--- BEGIN Record list ---
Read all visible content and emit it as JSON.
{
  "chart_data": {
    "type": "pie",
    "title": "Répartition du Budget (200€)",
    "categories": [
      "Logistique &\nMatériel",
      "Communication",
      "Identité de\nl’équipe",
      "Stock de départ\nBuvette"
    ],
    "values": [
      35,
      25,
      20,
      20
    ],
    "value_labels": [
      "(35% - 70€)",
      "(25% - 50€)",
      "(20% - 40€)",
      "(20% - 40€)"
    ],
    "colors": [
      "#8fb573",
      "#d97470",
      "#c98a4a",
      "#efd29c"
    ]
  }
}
--- END Record list ---
Give the entries once more, exactly as they appear.

Read all visible content and emit it as JSON.
{
  "chart_data": {
    "type": "pie",
    "title": "Répartition du Budget (200€)",
    "categories": [
      "Logistique &\nMatériel",
      "Communication",
      "Identité de\nl’équipe",
      "Stock de départ\nBuvette"
    ],
    "values": [
      35,
      25,
      20,
      20
    ],
    "value_labels": [
      "(35% - 70€)",
      "(25% - 50€)",
      "(20% - 40€)",
      "(20% - 40€)"
    ],
    "colors": [
      "#8fb573",
      "#d97470",
      "#c98a4a",
      "#efd29c"
    ]
  }
}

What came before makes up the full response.